Pull out every line with the word "entrada" from the entries below.

Saved entries:
┏━━

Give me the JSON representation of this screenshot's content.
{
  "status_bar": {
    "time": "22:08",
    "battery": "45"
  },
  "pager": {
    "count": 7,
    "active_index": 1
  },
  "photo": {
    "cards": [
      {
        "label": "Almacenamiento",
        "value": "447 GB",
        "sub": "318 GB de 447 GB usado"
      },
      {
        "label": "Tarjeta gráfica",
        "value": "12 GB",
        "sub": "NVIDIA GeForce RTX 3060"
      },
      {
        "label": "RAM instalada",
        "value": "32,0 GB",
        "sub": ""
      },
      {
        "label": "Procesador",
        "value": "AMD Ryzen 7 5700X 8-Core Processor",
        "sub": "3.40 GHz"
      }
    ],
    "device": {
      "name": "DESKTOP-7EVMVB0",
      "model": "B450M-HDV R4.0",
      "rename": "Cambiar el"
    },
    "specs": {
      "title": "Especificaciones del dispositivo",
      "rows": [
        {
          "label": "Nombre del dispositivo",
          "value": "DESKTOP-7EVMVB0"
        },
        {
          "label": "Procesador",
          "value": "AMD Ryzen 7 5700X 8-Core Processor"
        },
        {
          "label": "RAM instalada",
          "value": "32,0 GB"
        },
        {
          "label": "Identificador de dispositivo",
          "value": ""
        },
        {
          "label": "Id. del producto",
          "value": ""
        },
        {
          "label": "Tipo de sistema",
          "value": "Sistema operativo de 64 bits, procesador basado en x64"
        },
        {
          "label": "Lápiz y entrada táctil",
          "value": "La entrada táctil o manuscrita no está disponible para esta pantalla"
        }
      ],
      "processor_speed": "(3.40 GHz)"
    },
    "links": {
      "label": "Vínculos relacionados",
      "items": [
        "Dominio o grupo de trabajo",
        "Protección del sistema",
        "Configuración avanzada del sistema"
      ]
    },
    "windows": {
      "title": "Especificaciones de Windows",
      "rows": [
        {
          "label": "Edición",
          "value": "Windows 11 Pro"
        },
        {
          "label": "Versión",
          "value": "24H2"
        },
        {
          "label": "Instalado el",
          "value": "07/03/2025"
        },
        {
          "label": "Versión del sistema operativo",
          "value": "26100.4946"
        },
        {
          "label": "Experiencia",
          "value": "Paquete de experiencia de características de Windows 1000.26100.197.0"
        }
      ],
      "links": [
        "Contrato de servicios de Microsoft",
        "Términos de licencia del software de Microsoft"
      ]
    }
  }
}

┗━━

*SOLUTION FOR THIS TASK*:
          "label": "Lápiz y entrada táctil",
          "value": "La entrada táctil o manuscrita no está disponible para esta pantalla"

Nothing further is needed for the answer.